■ OBJECTIVE
List all the lines in these records that hold "中的一段话".

____

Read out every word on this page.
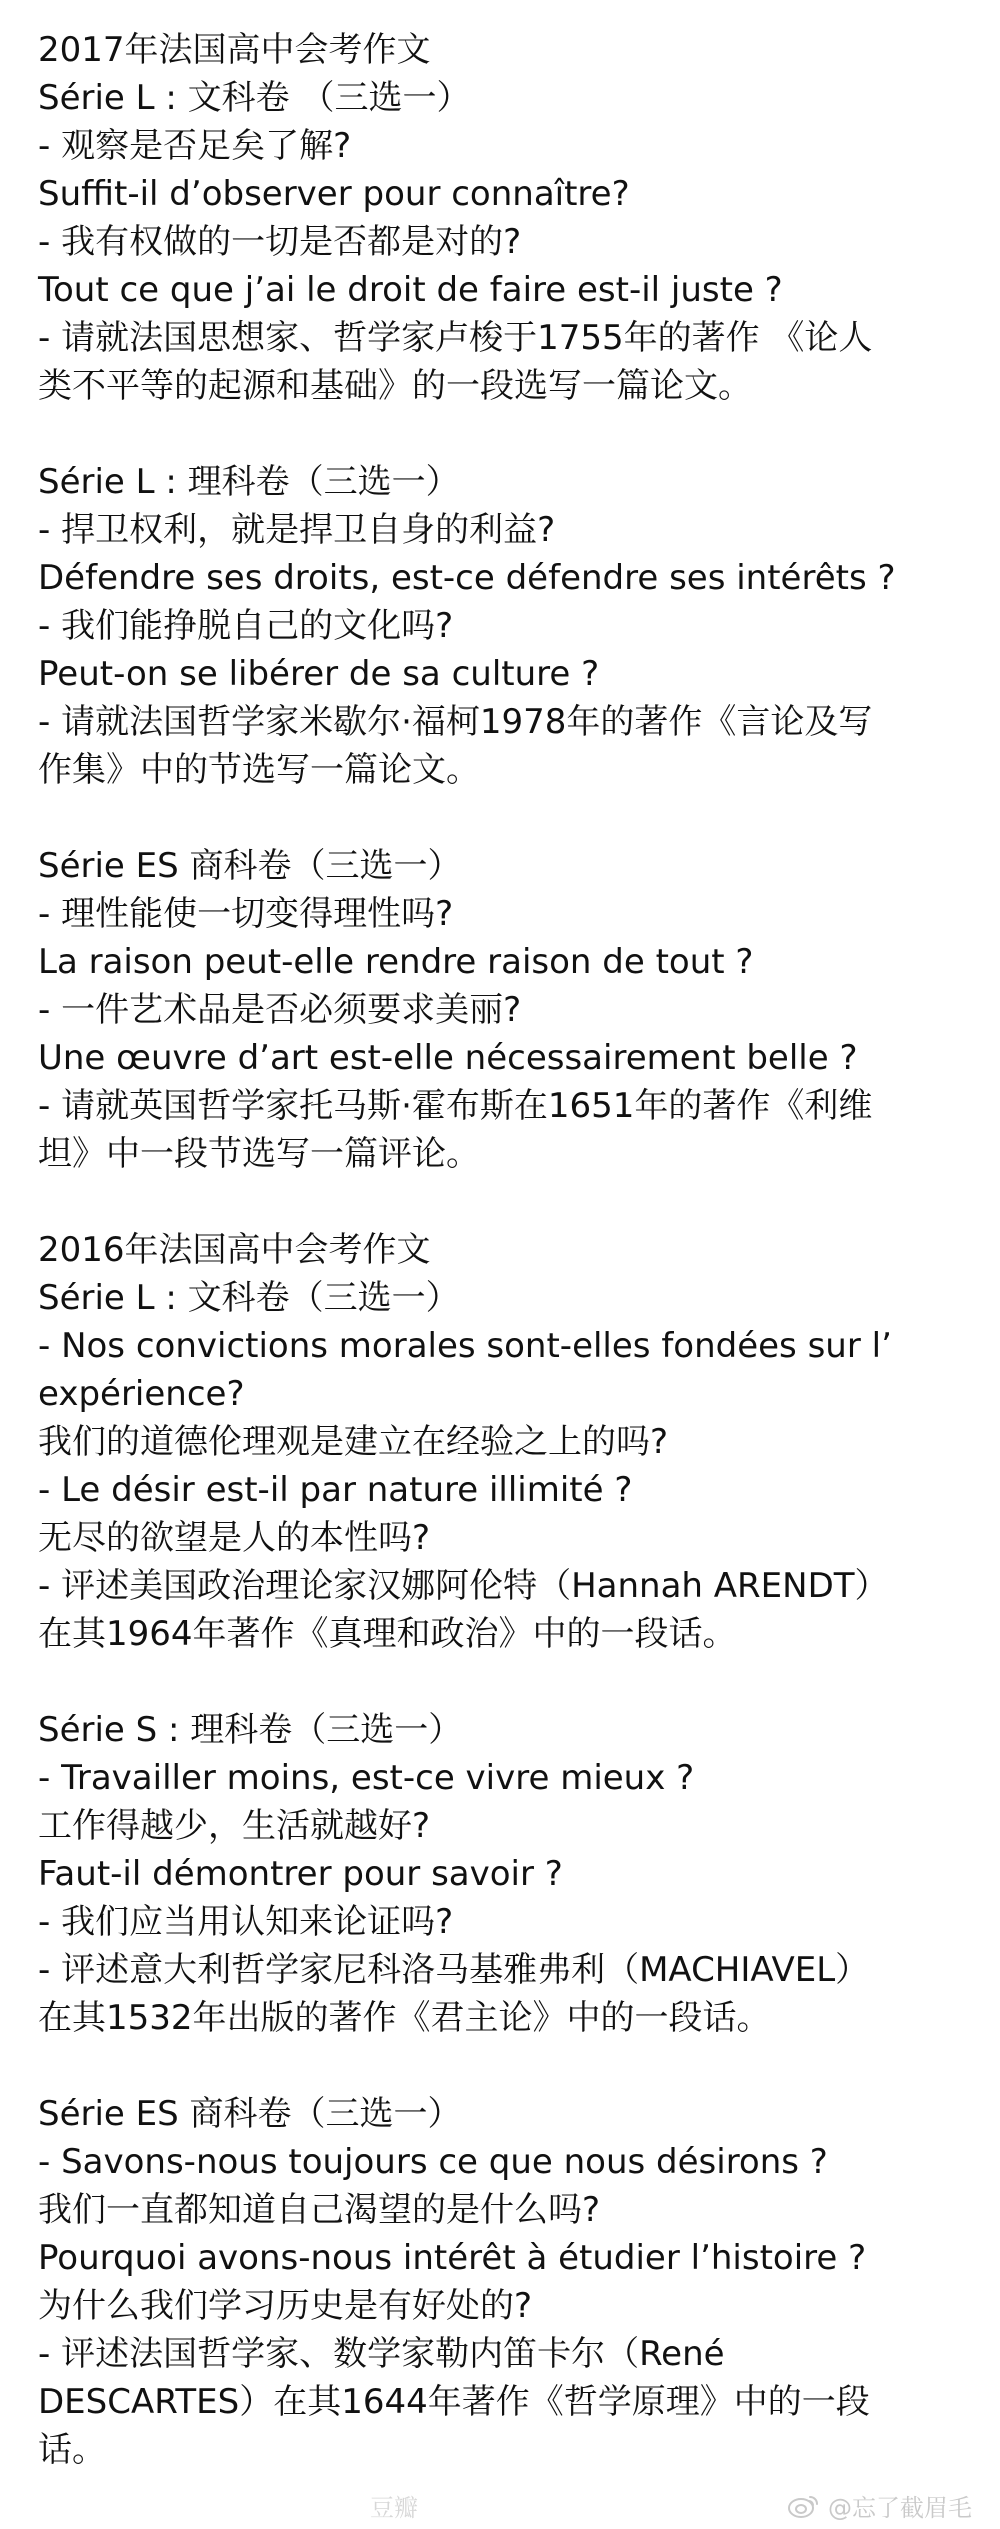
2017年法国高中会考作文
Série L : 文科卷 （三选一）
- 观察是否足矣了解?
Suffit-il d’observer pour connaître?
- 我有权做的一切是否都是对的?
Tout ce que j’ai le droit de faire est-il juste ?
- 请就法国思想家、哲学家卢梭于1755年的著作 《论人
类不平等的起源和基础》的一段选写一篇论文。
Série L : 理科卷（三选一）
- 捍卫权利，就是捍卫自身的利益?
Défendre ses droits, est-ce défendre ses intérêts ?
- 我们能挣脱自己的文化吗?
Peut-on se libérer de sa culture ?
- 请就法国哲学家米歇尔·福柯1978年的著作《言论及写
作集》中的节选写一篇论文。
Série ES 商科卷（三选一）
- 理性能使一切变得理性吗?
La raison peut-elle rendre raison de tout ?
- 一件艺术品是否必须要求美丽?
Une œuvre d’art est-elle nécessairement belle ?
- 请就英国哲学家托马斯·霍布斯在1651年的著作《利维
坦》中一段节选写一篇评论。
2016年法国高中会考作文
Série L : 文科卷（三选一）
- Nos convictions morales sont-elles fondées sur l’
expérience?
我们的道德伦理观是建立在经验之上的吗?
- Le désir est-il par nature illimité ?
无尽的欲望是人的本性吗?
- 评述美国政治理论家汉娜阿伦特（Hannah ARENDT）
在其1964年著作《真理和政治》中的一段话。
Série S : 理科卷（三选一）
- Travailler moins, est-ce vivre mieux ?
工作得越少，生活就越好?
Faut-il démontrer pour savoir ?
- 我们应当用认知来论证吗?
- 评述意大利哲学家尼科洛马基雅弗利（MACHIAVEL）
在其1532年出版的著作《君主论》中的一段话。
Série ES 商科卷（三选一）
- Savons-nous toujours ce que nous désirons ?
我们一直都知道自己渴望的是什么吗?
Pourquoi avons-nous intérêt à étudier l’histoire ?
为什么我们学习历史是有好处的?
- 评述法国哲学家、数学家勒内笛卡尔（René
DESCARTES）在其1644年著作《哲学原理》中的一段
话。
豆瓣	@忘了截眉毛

____

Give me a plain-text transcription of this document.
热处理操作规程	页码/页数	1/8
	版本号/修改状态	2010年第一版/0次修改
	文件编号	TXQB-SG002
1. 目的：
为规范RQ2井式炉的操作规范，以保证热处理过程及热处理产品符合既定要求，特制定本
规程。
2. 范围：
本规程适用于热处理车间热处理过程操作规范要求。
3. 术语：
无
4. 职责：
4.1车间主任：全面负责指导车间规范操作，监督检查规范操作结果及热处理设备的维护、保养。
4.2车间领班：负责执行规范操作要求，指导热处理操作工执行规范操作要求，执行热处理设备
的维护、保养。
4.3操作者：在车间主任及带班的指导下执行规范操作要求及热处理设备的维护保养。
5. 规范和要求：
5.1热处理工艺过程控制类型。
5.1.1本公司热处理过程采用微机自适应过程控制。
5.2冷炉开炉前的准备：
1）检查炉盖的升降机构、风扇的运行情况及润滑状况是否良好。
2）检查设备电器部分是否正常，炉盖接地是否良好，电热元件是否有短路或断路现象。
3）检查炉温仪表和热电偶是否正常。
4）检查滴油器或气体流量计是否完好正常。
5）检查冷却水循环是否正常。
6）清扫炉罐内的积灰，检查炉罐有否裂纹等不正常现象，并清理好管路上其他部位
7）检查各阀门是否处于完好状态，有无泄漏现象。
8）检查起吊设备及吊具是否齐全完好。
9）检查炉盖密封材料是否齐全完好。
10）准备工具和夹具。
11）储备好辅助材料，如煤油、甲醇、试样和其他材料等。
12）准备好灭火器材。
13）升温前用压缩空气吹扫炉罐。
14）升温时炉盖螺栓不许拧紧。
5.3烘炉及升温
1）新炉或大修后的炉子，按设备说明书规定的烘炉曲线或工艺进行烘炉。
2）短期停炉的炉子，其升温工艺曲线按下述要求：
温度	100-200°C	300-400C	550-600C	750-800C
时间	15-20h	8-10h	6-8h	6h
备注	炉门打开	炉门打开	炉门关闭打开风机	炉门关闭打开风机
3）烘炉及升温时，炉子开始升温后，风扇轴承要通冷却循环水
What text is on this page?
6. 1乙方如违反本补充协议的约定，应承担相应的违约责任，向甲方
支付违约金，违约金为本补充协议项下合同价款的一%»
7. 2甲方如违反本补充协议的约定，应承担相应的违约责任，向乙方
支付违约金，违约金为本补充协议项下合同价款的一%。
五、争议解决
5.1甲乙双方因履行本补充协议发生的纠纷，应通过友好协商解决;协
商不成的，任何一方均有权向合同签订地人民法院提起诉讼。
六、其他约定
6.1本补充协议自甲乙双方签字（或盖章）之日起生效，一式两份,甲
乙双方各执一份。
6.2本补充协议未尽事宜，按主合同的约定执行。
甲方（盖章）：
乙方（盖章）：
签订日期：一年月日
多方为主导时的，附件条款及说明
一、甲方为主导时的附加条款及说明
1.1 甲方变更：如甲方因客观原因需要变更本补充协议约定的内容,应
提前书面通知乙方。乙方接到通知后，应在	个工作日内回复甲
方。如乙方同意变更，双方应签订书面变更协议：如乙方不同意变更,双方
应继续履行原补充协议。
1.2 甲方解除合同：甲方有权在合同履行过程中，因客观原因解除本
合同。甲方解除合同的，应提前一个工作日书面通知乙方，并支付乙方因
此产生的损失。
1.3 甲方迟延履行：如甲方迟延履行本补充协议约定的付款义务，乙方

____

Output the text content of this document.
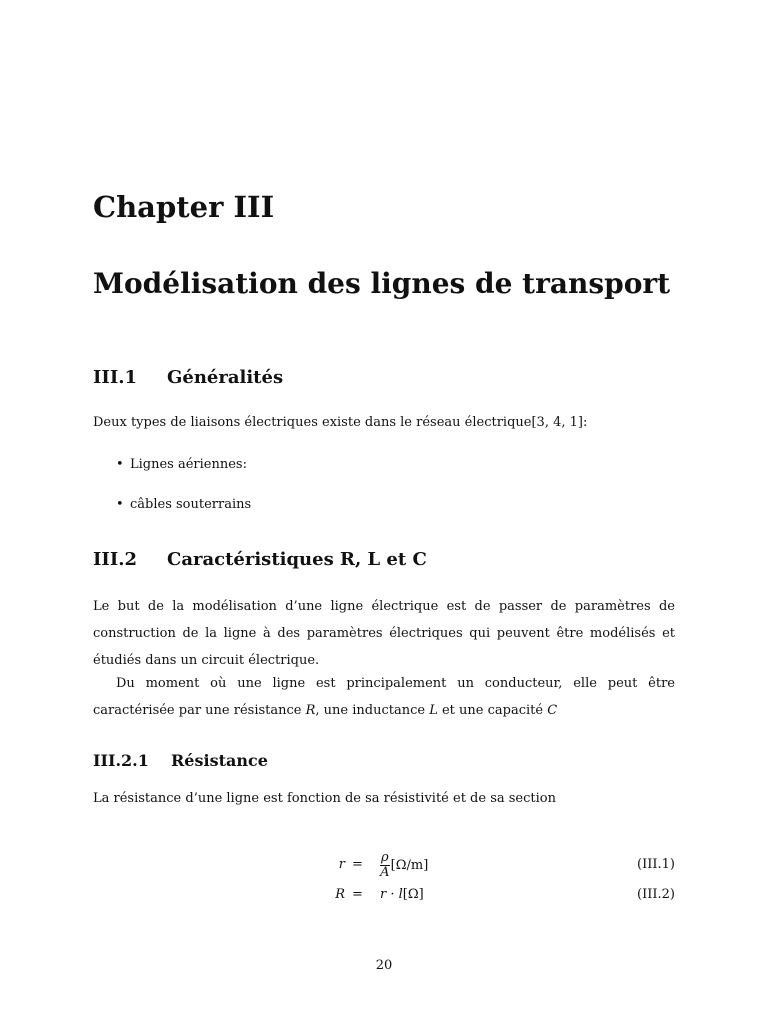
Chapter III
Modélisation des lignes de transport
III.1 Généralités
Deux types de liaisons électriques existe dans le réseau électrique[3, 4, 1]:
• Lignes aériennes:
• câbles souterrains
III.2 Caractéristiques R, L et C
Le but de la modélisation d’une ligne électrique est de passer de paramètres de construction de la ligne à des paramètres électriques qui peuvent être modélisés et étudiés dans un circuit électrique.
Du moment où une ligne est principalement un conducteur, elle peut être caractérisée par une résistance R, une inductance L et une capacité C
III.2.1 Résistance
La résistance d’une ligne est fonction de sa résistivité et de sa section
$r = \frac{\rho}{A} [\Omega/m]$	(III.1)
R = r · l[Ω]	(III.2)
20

____

■ COMPLETE ANSWER
在其1964年著作《真理和政治》中的一段话。
在其1532年出版的著作《君主论》中的一段话。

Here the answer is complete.